Each line containing the word "Central" must be reported.

(begin)

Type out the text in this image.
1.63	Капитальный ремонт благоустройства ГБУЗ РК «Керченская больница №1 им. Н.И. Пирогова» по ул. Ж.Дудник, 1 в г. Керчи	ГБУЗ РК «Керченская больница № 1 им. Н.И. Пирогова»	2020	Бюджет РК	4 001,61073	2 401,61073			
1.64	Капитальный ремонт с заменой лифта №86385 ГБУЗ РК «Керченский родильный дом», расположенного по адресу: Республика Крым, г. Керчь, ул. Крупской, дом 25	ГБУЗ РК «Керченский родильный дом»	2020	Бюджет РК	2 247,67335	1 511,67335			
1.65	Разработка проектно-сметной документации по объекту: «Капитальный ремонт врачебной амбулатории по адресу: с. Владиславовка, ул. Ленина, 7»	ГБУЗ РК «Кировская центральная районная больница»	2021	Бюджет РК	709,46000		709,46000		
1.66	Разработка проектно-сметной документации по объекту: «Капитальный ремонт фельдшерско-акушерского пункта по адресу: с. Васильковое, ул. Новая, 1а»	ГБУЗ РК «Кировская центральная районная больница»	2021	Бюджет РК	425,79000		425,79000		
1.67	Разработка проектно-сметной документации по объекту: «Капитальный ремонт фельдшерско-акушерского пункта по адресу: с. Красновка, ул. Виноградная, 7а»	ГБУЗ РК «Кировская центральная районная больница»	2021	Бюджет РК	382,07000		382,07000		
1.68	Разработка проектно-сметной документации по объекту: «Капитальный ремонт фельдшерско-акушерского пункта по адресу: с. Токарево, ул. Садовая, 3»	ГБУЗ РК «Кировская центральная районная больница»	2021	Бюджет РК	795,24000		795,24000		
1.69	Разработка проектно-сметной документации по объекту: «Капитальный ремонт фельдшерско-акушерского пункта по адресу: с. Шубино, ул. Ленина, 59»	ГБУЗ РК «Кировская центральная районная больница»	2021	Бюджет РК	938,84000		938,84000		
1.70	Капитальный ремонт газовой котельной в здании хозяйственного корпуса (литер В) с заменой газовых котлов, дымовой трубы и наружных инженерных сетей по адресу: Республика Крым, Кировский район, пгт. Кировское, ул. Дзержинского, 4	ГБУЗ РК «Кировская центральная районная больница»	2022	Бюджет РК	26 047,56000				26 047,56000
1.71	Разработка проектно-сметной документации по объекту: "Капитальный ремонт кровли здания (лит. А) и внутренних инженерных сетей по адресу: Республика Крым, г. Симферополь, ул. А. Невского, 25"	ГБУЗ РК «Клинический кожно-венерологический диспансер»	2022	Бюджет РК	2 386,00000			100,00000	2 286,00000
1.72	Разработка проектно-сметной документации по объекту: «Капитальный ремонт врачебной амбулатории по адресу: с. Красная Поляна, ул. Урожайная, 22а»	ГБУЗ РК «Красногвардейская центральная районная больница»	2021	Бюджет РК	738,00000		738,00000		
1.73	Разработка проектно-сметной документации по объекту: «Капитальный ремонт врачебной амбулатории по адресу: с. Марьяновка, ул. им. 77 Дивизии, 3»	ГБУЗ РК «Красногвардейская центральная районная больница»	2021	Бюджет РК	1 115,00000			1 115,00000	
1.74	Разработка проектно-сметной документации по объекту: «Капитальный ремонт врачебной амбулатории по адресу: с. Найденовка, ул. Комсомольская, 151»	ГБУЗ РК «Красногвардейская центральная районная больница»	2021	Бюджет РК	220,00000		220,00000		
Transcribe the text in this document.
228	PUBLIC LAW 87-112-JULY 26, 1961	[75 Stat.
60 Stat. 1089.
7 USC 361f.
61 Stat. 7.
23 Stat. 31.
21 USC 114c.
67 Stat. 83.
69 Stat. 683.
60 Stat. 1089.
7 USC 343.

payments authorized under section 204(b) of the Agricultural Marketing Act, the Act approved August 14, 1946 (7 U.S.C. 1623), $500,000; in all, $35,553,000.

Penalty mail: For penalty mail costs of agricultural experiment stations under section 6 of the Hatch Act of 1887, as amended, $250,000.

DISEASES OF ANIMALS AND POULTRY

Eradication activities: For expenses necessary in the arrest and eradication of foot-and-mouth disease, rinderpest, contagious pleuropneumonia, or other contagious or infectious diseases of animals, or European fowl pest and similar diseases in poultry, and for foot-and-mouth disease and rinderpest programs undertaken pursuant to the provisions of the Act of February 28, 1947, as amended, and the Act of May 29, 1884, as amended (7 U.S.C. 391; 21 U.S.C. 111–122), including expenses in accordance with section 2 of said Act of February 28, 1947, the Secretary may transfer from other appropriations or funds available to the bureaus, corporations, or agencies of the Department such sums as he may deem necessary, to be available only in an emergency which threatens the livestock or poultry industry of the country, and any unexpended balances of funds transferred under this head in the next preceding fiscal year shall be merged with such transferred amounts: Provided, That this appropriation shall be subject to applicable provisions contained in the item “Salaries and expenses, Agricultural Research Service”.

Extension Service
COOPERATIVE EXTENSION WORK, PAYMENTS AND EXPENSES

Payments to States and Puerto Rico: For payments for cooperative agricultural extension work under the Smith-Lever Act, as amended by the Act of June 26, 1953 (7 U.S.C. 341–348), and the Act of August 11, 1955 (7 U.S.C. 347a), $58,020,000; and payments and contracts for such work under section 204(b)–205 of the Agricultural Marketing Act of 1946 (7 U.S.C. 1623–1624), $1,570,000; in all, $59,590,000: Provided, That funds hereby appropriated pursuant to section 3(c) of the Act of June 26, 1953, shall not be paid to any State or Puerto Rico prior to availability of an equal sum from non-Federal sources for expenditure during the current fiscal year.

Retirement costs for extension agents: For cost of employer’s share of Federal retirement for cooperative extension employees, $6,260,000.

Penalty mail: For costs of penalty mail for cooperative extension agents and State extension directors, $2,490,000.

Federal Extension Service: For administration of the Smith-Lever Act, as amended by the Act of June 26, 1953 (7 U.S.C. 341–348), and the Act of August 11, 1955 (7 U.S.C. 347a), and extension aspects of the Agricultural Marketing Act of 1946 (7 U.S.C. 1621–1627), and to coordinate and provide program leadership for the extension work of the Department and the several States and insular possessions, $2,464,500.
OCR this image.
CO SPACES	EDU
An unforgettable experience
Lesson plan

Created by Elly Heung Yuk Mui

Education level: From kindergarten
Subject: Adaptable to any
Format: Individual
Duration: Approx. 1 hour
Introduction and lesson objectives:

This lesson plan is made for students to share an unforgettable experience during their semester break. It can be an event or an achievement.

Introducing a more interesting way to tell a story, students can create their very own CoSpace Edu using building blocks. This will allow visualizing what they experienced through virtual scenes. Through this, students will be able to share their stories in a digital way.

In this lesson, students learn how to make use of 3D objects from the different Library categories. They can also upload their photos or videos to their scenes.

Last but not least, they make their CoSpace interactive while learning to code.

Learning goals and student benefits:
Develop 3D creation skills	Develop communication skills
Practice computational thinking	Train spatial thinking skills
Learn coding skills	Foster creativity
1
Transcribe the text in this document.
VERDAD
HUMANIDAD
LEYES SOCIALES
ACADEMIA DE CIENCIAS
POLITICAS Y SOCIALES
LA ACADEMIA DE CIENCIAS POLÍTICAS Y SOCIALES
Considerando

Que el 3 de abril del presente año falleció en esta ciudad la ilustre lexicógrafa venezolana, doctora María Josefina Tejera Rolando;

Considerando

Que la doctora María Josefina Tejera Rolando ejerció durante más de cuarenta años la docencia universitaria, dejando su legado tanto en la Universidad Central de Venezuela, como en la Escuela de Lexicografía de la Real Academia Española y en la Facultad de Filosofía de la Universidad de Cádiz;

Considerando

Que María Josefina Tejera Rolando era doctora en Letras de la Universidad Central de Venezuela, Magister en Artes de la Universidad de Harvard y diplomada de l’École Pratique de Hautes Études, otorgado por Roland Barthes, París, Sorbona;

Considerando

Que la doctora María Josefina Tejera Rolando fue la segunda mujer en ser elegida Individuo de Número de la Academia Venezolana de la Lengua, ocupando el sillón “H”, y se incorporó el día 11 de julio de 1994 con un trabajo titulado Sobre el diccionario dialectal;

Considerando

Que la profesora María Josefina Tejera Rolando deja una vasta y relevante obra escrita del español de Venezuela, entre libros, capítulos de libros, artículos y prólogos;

(end)

▸ **Answer to this exercise**:
Que la doctora María Josefina Tejera Rolando ejerció durante más de cuarenta años la docencia universitaria, dejando su legado tanto en la Universidad Central de Venezuela, como en la Escuela de Lexicografía de la Real Academia Española y en la Facultad de Filosofía de la Universidad de Cádiz;
Que María Josefina Tejera Rolando era doctora en Letras de la Universidad Central de Venezuela, Magister en Artes de la Universidad de Harvard y diplomada de l’École Pratique de Hautes Études, otorgado por Roland Barthes, París, Sorbona;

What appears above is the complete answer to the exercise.